#### TASK TO COMPLETE:
Show each line that has the string "dans" in it.

(Part of a data file)

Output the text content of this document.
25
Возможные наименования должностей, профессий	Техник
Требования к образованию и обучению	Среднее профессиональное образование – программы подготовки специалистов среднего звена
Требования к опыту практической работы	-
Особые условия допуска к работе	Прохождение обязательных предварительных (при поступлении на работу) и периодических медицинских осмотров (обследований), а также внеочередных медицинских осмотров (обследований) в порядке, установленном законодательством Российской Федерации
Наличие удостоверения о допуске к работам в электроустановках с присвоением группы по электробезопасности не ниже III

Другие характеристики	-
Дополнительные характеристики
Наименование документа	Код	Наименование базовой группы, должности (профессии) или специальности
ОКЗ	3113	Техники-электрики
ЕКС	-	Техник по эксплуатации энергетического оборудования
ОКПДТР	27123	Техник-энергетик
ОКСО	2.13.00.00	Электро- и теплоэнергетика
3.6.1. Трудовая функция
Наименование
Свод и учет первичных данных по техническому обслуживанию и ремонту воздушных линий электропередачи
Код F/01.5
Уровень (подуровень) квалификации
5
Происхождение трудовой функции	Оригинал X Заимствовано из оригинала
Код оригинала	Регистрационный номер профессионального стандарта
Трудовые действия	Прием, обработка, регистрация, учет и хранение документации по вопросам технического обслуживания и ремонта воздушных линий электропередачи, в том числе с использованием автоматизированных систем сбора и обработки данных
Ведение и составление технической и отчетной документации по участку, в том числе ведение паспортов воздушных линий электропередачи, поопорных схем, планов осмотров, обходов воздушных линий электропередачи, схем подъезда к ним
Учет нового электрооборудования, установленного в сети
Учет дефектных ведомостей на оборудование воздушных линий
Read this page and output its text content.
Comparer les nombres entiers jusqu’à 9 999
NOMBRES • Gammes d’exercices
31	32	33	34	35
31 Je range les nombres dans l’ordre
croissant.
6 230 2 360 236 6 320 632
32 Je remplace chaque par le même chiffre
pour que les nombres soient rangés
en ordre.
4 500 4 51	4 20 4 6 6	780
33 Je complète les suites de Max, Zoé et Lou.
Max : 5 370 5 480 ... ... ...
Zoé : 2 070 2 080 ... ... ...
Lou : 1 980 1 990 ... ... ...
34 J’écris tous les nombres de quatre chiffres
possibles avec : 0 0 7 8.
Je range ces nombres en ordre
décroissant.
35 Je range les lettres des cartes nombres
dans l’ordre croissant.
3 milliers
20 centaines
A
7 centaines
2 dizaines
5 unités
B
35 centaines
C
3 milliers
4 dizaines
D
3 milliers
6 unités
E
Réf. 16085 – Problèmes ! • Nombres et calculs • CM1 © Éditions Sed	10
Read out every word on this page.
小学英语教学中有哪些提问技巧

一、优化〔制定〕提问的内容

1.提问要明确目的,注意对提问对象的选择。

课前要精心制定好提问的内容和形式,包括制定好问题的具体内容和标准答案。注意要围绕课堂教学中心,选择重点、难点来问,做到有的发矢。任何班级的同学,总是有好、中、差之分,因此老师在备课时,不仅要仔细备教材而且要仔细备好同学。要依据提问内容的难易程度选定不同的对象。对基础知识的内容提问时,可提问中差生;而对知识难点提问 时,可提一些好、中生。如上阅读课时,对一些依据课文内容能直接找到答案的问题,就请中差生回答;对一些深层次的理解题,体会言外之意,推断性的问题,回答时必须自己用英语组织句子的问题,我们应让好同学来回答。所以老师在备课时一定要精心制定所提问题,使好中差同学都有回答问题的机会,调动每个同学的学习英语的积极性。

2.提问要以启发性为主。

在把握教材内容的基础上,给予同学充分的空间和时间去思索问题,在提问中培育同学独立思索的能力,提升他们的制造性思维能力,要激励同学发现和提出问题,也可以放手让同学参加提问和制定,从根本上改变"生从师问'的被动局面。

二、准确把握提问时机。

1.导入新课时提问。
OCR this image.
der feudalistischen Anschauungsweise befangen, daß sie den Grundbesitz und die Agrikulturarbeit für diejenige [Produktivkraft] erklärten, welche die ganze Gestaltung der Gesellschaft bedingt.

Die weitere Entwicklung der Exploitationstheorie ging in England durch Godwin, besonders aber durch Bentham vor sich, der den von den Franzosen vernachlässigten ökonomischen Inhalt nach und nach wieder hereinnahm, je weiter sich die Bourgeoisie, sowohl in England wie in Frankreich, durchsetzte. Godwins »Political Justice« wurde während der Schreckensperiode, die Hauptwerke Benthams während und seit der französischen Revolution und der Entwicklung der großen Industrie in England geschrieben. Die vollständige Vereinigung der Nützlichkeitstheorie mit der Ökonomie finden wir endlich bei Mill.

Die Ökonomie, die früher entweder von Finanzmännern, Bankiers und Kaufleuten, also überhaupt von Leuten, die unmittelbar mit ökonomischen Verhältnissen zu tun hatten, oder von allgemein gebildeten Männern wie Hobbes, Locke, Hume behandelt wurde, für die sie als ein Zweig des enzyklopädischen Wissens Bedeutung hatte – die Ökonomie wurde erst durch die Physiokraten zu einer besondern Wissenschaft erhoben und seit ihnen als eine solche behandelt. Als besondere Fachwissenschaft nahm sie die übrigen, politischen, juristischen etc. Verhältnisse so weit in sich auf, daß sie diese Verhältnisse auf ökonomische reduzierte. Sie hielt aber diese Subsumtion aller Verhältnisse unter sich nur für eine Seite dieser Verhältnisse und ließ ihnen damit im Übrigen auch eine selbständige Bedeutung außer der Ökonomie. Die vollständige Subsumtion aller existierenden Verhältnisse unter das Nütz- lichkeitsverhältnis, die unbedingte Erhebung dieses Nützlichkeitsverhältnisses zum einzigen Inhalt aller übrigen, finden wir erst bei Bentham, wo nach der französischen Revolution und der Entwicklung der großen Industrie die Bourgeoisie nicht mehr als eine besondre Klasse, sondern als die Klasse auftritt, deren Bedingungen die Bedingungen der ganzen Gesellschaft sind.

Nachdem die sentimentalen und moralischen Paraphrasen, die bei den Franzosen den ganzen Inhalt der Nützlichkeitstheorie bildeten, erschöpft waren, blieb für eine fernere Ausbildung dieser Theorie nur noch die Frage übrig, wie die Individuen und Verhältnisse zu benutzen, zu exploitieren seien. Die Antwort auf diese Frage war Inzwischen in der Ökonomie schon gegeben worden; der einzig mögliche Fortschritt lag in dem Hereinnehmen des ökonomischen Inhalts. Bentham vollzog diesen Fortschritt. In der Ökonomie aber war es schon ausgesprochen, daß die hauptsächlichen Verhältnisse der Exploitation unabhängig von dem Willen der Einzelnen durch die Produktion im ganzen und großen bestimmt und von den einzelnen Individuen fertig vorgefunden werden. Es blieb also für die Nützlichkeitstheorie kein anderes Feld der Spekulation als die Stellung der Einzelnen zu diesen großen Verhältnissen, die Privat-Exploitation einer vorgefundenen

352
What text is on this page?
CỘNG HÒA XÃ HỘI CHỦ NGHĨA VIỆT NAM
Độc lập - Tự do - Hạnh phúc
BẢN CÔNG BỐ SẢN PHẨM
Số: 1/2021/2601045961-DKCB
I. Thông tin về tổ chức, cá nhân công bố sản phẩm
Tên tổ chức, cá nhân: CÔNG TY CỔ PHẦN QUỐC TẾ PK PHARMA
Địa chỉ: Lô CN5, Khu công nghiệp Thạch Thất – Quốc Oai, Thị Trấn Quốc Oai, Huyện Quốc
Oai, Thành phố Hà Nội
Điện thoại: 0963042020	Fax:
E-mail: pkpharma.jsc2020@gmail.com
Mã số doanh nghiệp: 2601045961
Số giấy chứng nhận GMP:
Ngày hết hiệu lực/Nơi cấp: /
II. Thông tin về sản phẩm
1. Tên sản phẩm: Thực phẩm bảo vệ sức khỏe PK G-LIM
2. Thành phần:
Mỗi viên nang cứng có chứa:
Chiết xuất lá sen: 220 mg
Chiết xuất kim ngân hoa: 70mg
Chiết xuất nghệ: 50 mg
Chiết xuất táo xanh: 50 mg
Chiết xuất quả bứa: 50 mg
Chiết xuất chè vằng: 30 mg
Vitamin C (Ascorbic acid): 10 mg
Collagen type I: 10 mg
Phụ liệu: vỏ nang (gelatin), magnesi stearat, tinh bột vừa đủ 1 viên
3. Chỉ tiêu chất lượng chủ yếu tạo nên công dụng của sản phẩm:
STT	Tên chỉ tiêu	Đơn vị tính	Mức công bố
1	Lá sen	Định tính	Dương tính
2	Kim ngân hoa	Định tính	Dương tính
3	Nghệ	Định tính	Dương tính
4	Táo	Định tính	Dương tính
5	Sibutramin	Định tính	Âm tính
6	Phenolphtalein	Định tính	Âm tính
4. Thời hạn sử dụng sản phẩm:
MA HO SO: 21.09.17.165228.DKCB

#### EXPECTED ANSWER:
31 Je range les nombres dans l’ordre
dans l’ordre croissant.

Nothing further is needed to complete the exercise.